--- INPUT RECORDS Enclosed Below ---
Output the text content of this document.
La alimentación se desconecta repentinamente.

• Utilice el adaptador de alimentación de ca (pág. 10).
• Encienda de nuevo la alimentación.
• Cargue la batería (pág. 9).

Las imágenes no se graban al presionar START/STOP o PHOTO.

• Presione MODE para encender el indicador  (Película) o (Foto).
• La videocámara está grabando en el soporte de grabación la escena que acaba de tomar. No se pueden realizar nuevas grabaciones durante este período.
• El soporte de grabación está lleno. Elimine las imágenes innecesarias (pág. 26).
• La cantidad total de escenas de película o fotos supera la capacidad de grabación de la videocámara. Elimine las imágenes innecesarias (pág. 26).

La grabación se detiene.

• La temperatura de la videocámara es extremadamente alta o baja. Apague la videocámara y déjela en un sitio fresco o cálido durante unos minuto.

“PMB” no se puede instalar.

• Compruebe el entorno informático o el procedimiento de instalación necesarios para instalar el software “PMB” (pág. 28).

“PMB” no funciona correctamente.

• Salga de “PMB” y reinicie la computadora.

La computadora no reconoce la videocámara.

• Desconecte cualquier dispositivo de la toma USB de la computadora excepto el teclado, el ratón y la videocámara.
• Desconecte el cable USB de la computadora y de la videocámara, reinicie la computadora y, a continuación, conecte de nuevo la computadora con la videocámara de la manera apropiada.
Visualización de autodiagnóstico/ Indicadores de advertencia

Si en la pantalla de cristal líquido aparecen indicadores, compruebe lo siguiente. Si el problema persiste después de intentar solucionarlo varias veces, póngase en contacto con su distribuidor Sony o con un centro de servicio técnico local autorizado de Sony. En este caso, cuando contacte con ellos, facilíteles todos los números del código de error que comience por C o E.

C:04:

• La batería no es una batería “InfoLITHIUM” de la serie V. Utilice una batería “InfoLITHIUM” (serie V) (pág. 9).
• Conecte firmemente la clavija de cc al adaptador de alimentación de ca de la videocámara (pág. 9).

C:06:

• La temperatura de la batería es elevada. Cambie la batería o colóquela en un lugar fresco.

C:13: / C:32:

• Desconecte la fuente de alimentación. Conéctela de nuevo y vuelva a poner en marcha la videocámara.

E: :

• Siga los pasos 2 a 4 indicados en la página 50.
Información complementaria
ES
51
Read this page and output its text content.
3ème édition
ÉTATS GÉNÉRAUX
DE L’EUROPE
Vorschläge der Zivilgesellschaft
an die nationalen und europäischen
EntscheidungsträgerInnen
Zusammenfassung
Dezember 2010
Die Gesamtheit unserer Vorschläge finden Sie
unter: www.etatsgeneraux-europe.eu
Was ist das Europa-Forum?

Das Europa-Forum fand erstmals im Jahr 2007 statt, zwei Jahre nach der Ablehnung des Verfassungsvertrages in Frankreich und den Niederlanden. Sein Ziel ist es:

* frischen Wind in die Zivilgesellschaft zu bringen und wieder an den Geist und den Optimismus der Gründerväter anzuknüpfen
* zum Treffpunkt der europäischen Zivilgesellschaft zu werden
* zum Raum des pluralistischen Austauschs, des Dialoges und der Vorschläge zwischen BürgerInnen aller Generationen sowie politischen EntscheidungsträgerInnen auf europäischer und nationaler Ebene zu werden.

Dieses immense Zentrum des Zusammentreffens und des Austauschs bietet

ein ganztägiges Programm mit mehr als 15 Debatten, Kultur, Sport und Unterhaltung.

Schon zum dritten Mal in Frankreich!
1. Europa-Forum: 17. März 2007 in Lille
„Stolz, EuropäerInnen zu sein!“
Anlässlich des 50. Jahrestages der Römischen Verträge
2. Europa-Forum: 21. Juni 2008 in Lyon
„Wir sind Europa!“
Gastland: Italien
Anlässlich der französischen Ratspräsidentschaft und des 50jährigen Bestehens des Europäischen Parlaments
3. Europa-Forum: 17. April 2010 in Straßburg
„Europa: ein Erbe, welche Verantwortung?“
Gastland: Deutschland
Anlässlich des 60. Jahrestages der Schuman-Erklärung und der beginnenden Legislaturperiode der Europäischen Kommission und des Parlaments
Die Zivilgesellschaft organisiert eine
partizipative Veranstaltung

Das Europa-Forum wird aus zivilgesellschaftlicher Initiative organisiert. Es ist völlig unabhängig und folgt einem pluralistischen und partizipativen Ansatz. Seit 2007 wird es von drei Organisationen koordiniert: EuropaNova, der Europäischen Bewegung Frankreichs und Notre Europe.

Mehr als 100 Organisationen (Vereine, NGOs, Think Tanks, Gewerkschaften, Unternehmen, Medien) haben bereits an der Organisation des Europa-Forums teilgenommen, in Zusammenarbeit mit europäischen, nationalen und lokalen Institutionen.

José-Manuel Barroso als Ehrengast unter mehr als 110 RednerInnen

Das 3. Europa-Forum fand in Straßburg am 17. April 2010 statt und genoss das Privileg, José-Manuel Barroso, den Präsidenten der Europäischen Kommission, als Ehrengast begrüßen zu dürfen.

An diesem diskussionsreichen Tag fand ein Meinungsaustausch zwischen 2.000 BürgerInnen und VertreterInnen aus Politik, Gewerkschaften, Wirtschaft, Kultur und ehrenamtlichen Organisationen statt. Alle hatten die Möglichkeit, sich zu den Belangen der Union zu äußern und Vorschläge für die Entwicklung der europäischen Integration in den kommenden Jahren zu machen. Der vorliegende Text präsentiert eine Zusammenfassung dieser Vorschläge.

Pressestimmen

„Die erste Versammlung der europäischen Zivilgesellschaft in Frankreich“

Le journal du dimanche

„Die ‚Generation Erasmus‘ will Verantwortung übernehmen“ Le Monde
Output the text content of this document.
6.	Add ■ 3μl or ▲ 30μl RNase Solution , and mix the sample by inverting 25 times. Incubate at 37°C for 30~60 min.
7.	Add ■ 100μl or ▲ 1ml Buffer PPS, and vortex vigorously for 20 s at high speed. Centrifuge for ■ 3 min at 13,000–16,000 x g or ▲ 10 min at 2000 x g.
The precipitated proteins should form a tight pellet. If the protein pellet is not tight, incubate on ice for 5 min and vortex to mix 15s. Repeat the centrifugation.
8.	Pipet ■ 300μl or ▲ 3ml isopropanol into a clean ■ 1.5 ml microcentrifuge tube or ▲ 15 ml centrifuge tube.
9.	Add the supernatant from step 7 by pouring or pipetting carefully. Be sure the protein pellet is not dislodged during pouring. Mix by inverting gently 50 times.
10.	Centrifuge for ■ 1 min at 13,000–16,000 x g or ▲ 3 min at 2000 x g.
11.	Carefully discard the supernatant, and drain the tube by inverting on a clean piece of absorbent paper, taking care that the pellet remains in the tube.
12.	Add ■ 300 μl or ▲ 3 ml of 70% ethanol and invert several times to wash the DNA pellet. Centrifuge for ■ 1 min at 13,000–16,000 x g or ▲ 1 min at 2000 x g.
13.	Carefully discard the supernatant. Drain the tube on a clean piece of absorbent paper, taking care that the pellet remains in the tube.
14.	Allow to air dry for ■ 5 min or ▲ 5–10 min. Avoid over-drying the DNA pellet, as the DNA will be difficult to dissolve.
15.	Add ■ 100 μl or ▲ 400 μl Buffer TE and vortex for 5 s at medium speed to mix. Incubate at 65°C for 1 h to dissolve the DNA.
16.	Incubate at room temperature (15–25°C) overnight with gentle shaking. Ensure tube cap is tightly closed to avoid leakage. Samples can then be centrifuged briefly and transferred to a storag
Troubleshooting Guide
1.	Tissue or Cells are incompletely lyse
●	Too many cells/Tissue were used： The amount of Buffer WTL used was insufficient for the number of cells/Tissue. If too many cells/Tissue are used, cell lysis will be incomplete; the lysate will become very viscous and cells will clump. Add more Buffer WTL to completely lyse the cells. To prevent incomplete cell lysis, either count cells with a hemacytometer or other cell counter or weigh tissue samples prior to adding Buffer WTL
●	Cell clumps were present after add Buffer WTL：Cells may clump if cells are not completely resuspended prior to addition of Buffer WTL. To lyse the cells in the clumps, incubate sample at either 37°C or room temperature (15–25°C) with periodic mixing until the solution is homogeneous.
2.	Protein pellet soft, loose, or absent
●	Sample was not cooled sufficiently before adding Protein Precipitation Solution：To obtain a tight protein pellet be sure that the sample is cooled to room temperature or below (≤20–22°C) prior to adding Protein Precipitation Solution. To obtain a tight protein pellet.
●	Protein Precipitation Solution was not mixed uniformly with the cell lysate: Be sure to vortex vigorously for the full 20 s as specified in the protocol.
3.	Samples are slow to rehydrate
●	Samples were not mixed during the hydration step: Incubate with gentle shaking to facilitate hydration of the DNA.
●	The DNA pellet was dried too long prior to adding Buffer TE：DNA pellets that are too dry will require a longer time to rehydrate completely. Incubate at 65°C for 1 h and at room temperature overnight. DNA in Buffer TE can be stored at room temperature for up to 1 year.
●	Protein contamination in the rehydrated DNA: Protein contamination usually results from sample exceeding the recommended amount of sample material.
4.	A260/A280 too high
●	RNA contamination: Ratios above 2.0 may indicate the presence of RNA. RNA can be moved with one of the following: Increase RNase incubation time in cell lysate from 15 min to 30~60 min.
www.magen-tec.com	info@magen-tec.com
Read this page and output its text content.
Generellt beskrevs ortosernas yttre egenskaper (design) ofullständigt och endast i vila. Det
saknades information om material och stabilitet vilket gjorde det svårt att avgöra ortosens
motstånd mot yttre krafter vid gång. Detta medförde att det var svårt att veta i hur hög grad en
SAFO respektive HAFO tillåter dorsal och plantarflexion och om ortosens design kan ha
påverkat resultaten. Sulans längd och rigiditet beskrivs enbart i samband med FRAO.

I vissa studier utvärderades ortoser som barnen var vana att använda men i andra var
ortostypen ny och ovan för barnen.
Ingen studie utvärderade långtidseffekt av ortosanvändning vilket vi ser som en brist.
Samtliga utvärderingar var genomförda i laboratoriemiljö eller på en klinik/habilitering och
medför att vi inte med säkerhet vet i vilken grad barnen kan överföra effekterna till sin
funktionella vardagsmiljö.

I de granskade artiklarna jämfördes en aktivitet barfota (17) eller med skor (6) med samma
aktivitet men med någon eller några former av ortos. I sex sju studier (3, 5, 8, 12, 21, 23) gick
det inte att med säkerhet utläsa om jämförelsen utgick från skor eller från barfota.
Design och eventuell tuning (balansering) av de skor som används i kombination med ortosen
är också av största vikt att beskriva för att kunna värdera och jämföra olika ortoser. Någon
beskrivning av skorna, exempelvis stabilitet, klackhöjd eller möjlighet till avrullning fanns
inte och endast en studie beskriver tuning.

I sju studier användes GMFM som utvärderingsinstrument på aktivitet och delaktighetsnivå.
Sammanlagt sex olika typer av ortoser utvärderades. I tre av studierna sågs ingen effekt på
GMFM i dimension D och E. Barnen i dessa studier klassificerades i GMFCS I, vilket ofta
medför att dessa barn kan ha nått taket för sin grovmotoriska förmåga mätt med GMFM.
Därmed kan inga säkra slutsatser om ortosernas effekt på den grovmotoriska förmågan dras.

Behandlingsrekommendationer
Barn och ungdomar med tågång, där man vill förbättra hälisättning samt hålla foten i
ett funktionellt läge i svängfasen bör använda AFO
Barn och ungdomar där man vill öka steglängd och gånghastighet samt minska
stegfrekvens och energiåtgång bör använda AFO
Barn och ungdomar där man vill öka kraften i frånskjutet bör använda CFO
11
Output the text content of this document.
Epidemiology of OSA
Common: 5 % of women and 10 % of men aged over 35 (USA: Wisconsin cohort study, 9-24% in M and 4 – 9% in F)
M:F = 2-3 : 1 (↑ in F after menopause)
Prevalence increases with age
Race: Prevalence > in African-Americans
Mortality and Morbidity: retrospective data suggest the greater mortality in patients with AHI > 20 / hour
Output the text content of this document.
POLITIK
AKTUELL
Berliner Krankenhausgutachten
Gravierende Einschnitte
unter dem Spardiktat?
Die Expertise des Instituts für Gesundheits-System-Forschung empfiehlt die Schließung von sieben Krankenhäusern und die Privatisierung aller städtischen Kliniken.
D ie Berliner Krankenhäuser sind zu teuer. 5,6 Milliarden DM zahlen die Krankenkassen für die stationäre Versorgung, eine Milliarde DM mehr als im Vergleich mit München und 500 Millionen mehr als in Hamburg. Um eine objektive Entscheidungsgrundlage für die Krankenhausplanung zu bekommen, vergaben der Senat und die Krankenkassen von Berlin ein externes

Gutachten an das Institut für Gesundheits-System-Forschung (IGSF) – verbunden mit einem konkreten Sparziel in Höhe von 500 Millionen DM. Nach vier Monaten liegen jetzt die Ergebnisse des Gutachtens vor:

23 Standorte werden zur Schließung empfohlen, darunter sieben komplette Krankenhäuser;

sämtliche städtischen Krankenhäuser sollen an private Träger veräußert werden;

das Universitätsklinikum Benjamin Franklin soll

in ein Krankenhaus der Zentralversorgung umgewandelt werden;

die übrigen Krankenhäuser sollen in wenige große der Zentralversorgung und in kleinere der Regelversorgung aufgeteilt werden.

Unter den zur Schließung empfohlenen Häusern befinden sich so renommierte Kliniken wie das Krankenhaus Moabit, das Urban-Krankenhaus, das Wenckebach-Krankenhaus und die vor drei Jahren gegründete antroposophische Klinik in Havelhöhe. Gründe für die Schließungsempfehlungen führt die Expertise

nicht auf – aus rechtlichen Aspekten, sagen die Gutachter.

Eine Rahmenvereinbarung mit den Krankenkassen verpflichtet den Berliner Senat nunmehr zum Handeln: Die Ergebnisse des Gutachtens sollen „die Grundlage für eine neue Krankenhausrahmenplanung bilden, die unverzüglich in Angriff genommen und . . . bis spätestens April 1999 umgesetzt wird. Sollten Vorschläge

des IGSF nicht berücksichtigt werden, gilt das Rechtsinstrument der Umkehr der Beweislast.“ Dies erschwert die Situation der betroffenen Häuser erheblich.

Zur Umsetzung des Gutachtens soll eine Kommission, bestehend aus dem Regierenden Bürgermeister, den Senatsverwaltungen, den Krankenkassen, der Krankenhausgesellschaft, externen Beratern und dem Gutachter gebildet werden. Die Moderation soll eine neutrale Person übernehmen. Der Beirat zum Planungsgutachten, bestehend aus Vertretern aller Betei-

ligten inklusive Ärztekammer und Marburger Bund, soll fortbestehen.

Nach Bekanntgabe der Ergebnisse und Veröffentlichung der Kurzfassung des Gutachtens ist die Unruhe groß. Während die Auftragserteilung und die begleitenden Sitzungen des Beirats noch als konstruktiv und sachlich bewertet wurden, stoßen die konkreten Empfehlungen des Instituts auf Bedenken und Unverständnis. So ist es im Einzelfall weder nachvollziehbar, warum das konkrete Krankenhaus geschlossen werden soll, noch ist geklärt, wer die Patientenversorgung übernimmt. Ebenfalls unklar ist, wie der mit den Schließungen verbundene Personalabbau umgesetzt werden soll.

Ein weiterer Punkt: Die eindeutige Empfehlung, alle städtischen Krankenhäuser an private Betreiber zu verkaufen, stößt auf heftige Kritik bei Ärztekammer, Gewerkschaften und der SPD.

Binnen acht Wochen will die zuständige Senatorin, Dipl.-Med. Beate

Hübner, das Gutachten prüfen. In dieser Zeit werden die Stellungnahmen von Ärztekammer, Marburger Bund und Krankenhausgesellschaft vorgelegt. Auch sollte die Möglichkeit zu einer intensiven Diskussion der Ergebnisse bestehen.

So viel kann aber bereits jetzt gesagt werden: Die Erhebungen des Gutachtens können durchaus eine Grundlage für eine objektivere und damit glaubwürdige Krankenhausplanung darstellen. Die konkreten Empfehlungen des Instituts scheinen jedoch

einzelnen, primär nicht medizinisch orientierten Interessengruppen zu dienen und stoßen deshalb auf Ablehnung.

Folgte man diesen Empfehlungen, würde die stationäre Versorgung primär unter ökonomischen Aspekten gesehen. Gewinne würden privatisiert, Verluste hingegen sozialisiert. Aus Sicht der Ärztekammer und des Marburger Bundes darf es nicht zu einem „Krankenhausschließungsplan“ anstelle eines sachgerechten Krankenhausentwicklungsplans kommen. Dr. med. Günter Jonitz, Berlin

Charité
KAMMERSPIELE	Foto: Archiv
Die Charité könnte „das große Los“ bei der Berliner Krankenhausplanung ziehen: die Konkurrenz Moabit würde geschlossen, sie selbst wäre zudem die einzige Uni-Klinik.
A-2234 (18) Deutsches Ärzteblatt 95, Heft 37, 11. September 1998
--- End of Enclosed INPUT RECORDS ---
#### YOUR GOAL
Working from the entries above, return all lines that contain "clean".

#### EXERCISE OUTPUT
8.	Pipet ■ 300μl or ▲ 3ml isopropanol into a clean ■ 1.5 ml microcentrifuge tube or ▲ 15 ml centrifuge tube.
11.	Carefully discard the supernatant, and drain the tube by inverting on a clean piece of absorbent paper, taking care that the pellet remains in the tube.
13.	Carefully discard the supernatant. Drain the tube on a clean piece of absorbent paper, taking care that the pellet remains in the tube.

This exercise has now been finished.